La violencia terrorista, obviamente infiltrada en los acontecimientos de la Araucanía; los desmanes contra la propiedad pública y privada –no perdonando nuestro común patrimonio histórico y que llegan ya a los ataques contra el recinto sagrado de las Iglesias–, mimetizados en las demandas estudiantiles, son fenómenos diferenciables pero paralelos al aumento en gran medida, también impune, de la delincuencia directa. Esta última ha pasado operar, a su vez, con bandas igualmente encapuchadas, mostrándose –del mismo modo– cada vez más violenta y desfachatada.
Todos sienten y aprovechan las facilidades de esa virtual impunidad.

- LISTADO DE DATOS
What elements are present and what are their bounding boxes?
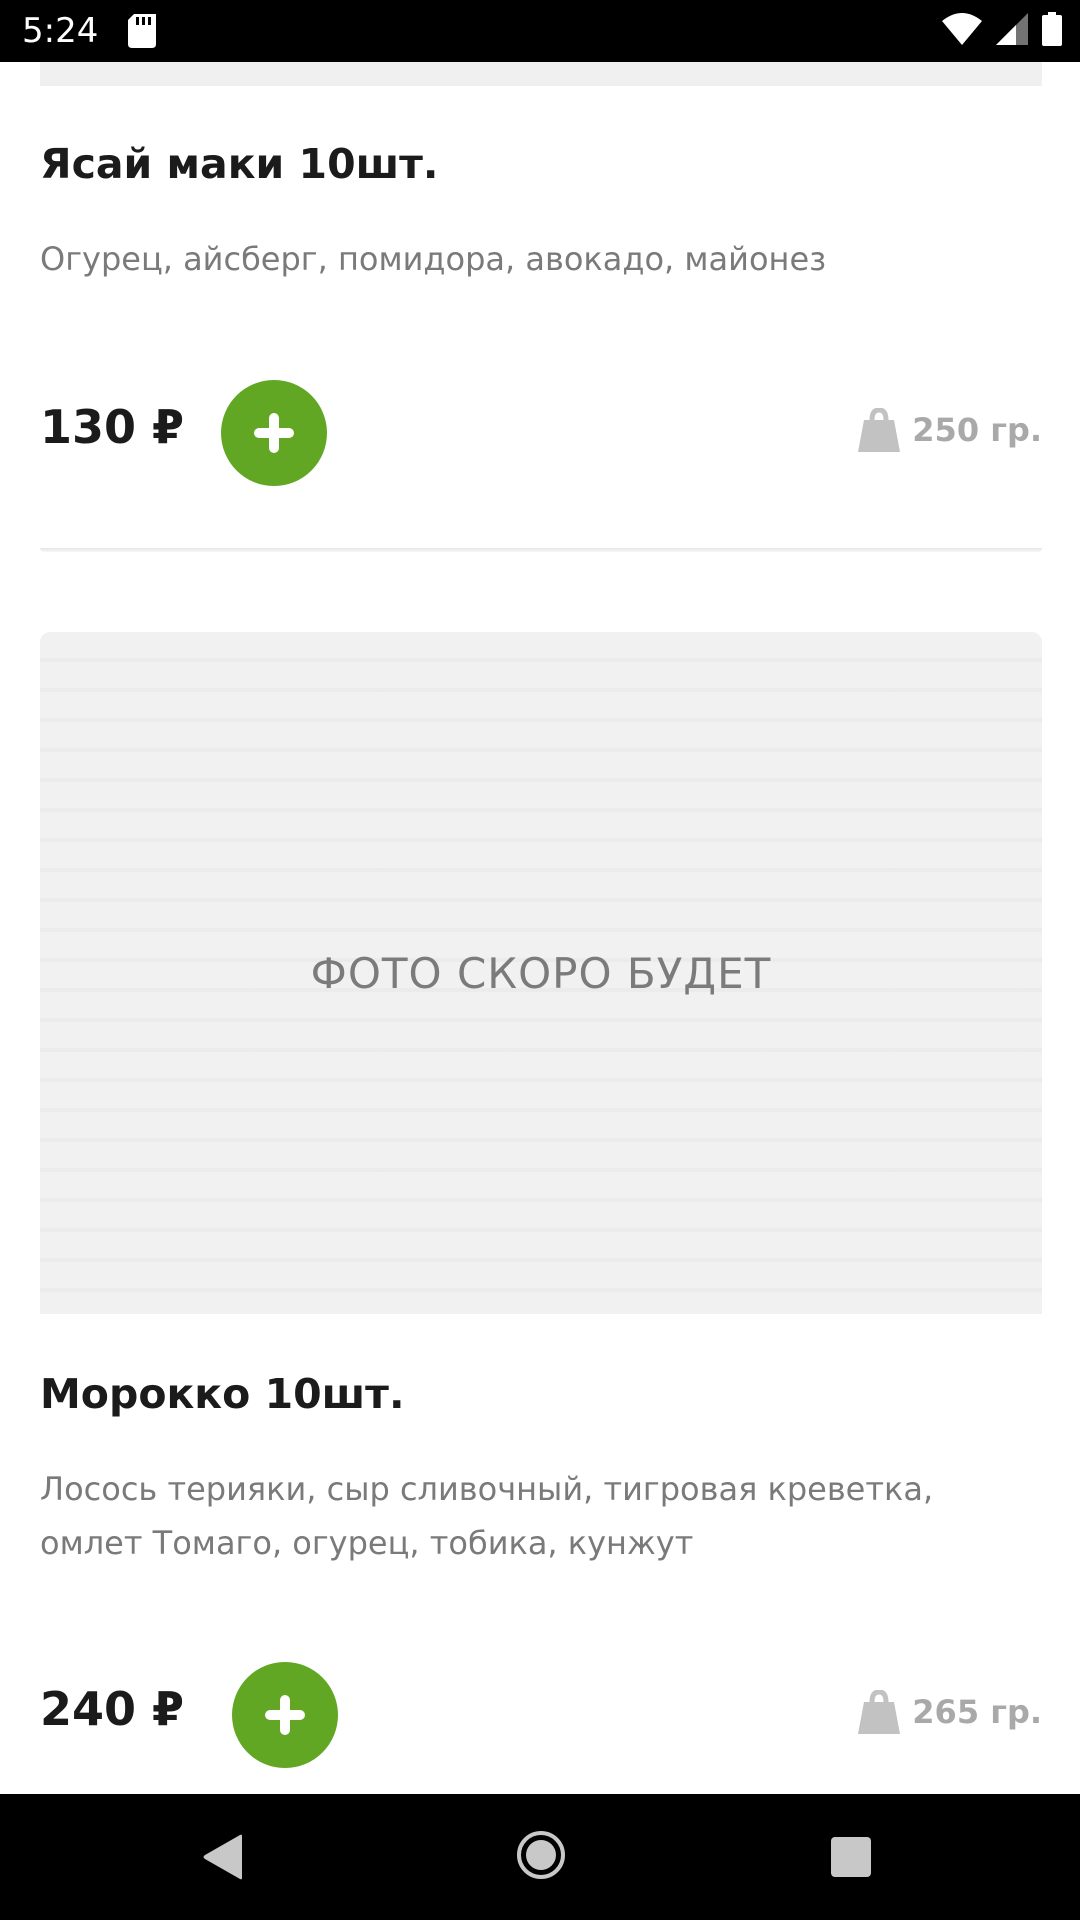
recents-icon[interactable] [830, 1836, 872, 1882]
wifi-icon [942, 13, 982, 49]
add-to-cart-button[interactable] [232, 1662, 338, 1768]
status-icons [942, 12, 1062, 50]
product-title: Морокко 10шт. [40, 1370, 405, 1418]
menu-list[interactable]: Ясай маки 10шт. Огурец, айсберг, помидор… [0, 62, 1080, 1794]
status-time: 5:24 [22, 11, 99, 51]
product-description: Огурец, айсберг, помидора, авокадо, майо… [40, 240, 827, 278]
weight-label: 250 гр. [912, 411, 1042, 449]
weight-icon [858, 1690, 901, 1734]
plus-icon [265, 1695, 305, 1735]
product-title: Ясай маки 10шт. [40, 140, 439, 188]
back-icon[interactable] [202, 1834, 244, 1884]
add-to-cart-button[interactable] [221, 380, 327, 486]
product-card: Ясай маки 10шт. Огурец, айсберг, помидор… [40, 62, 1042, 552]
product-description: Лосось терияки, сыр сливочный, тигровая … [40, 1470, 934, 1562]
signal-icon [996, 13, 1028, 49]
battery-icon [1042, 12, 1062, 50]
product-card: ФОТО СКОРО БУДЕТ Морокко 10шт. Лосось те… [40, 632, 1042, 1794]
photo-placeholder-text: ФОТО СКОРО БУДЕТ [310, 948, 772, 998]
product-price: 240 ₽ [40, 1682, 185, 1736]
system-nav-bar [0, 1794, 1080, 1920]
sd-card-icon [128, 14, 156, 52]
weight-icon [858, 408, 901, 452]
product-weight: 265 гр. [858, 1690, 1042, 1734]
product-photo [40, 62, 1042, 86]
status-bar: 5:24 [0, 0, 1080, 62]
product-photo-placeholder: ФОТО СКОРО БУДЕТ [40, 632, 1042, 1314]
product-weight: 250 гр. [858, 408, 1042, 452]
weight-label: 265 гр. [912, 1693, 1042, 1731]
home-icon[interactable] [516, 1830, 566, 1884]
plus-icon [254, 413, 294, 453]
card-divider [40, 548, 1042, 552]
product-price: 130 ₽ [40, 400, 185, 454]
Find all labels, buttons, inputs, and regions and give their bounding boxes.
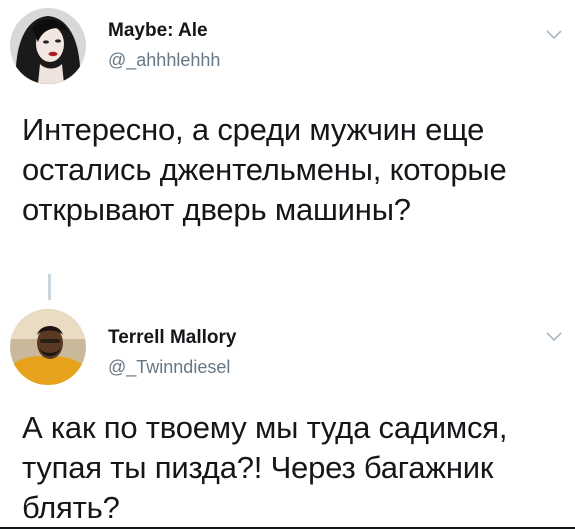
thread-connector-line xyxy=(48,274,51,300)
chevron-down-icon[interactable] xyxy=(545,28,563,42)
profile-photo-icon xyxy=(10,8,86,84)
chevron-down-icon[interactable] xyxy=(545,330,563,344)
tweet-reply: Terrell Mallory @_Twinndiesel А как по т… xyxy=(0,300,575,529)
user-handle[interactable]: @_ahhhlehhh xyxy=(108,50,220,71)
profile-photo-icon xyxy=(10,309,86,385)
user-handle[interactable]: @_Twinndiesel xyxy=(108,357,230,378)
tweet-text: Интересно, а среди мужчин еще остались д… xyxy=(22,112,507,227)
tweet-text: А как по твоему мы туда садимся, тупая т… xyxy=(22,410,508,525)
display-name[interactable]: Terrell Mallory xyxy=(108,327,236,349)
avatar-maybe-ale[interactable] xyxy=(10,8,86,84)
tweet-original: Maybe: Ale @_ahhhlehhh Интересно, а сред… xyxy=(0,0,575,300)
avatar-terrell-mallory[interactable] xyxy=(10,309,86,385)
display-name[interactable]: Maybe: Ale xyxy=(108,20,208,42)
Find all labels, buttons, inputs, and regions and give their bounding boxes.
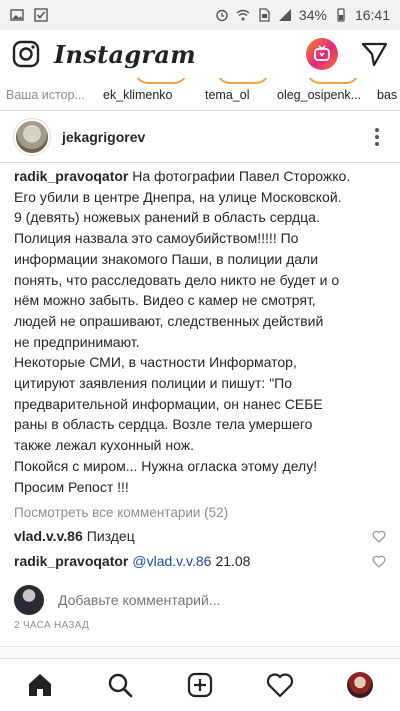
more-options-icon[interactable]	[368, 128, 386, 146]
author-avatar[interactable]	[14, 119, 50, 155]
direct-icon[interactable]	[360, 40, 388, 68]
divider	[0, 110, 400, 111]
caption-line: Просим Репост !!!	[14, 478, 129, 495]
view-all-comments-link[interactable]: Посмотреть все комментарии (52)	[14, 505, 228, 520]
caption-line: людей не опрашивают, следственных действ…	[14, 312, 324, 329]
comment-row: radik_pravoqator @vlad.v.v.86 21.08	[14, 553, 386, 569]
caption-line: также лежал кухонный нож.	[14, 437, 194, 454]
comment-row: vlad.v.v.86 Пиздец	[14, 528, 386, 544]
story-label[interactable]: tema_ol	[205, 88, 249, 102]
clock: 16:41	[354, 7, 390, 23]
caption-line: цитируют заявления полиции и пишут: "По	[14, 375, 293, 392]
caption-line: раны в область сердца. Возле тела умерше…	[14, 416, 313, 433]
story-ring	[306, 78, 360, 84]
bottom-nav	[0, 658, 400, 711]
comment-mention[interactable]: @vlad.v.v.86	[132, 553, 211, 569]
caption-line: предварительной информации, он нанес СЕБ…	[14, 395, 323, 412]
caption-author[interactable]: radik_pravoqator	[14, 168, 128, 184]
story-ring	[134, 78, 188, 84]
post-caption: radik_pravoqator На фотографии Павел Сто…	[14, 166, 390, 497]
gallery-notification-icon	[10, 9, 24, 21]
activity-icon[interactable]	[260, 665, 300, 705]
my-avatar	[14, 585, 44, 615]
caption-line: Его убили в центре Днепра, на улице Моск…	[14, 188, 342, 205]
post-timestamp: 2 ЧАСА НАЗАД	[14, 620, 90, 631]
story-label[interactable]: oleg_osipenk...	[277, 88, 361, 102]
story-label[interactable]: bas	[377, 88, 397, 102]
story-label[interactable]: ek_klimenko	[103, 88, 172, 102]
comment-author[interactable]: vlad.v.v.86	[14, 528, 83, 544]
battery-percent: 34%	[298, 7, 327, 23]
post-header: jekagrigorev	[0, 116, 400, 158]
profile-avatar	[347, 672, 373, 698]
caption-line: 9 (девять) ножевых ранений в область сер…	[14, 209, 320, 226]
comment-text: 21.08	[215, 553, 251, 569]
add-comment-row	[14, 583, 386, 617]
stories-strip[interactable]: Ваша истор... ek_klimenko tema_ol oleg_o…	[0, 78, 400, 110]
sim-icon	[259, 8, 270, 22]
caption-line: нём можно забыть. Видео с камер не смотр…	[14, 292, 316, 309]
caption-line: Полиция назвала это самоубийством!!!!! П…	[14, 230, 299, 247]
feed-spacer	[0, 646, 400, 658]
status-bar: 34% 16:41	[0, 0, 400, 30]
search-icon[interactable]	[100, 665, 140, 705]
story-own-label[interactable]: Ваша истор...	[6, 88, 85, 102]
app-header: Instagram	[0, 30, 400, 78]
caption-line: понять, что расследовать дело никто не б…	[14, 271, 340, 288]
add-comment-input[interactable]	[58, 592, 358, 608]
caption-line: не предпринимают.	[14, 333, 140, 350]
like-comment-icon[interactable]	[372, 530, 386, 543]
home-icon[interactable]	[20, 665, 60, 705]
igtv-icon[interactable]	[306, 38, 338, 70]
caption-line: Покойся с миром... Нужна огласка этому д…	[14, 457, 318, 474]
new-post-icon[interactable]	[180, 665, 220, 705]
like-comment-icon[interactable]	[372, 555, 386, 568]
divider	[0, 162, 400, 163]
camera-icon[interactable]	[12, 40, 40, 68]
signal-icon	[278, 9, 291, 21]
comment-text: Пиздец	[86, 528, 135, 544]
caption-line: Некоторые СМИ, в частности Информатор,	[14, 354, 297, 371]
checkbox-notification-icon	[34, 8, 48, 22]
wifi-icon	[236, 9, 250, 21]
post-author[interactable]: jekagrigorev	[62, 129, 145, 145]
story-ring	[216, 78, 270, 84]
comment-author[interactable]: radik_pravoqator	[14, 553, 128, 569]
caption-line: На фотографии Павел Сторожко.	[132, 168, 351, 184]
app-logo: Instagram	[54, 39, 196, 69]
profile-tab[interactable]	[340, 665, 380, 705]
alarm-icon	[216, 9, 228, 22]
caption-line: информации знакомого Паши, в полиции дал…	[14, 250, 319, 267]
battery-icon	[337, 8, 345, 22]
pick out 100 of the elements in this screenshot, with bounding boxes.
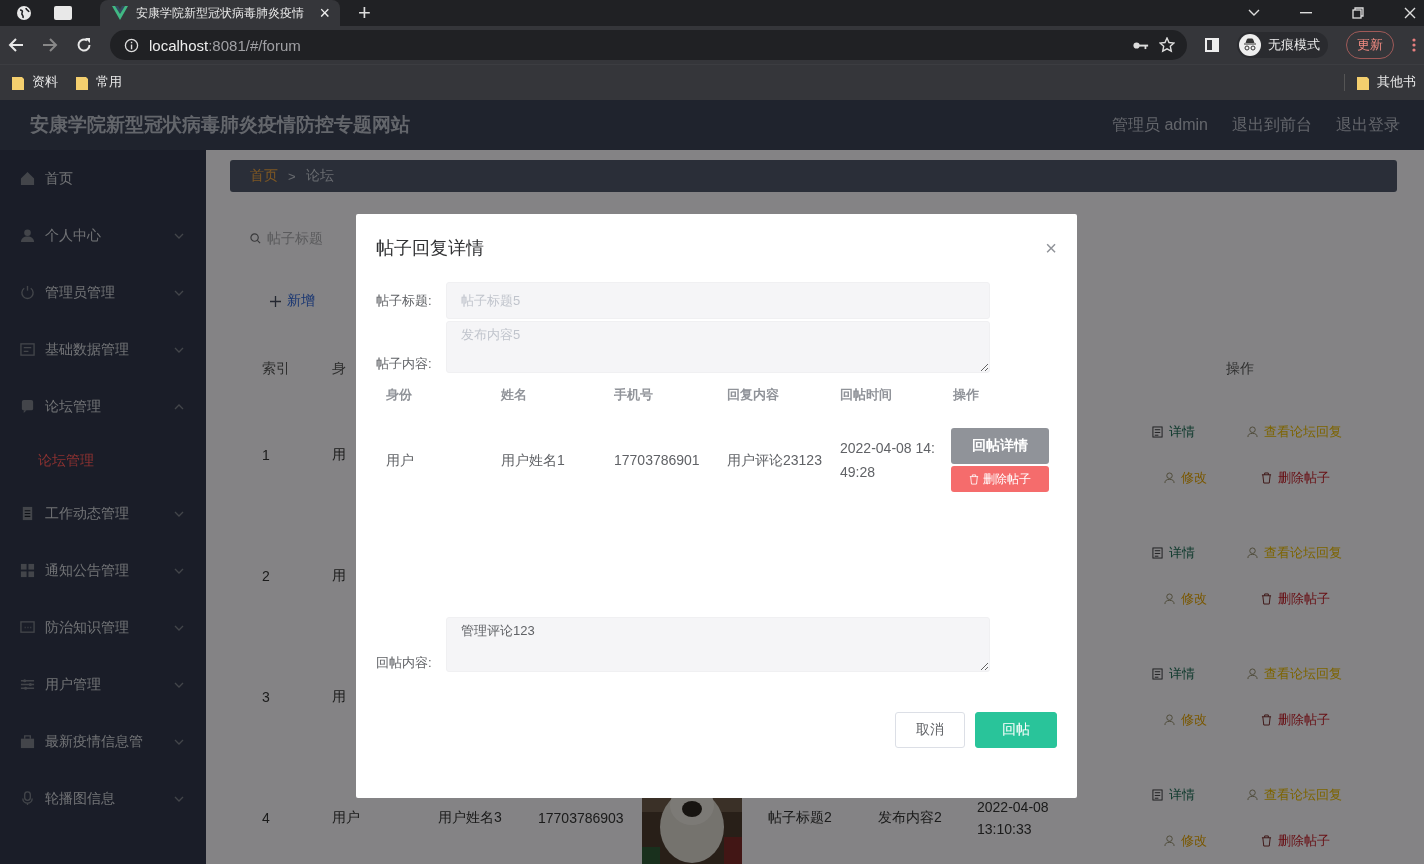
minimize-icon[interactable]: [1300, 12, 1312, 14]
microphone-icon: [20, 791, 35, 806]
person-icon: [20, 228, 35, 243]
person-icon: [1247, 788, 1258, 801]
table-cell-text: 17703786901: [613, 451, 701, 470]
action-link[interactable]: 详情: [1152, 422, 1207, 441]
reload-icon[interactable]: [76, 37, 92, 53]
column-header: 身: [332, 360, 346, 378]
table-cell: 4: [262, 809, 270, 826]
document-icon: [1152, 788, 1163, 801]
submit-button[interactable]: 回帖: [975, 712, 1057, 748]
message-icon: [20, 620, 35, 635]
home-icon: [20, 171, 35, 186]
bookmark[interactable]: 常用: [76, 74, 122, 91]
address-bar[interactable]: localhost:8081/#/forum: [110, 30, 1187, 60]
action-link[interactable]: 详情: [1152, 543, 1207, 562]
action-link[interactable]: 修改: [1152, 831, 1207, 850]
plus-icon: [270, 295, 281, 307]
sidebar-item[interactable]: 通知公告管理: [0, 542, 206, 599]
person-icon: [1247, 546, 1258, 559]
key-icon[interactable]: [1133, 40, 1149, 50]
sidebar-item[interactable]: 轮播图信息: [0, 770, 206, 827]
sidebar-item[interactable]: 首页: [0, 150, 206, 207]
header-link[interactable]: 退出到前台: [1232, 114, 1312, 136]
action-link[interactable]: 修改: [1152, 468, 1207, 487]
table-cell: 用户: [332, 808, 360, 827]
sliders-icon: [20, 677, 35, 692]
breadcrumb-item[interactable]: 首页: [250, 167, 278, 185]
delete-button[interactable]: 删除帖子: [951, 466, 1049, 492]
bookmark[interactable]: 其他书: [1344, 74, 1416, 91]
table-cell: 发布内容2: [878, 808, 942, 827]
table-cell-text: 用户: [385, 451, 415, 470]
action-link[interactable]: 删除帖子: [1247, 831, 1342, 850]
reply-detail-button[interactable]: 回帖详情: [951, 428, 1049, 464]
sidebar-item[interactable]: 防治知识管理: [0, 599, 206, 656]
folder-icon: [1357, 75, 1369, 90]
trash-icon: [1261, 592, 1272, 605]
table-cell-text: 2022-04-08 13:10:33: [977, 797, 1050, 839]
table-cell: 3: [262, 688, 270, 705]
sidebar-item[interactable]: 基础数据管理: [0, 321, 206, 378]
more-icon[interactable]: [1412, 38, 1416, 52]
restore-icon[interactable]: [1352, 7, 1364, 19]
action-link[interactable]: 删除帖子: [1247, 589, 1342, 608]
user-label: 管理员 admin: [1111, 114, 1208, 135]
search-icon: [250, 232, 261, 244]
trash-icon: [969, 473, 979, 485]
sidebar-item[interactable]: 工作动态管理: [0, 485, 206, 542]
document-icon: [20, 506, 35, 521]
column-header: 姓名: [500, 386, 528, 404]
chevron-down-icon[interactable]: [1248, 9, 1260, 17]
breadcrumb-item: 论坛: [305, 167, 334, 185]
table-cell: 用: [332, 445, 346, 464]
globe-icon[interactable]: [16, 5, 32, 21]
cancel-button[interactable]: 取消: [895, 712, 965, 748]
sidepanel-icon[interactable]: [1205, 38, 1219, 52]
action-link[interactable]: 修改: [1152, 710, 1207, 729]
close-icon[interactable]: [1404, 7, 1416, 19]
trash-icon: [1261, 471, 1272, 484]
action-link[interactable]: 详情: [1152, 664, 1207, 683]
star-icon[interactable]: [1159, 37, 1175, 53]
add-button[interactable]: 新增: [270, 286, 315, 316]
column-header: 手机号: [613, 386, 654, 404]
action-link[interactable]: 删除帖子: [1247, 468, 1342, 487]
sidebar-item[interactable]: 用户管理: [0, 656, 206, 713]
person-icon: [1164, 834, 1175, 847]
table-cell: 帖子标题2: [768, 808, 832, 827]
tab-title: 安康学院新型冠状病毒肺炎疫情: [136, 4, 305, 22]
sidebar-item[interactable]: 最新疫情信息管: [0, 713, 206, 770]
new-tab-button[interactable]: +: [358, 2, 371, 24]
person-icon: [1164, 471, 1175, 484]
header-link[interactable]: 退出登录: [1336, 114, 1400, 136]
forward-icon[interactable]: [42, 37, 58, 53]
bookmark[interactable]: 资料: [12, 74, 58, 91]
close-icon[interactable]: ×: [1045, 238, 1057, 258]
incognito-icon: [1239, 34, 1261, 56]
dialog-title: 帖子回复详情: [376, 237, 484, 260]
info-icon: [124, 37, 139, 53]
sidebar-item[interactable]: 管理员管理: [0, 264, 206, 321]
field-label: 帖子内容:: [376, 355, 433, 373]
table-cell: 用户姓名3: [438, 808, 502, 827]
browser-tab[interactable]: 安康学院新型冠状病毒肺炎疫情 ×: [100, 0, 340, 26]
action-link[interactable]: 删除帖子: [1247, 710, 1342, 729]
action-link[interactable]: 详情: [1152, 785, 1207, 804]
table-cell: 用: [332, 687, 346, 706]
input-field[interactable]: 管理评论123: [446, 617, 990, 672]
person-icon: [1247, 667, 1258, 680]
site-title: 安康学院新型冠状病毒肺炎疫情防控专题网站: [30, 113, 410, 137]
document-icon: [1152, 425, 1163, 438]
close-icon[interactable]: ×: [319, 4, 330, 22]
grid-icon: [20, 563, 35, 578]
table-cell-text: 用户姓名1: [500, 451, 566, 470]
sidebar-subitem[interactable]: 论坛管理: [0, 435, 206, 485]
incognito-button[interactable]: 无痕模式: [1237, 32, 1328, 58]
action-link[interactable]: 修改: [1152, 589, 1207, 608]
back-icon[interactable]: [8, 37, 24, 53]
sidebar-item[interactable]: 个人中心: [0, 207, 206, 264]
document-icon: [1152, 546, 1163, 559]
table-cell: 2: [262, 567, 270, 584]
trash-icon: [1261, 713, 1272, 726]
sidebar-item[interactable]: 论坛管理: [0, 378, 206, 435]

- CONSIGNA
Reproduce íntegro y sin ningún cambio el fragmento sobre la violencia y la impunidad. Utiliza solo el fragmento como fuente.

- RESPUESTA ESCRITA
La violencia terrorista, obviamente infiltrada en los acontecimientos de la Araucanía; los desmanes contra la propiedad pública y privada –no perdonando nuestro común patrimonio histórico y que llegan ya a los ataques contra el recinto sagrado de las Iglesias–, mimetizados en las demandas estudiantiles, son fenómenos diferenciables pero paralelos al aumento en gran medida, también impune, de la delincuencia directa. Esta última ha pasado operar, a su vez, con bandas igualmente encapuchadas, mostrándose –del mismo modo– cada vez más violenta y desfachatada.
Todos sienten y aprovechan las facilidades de esa virtual impunidad.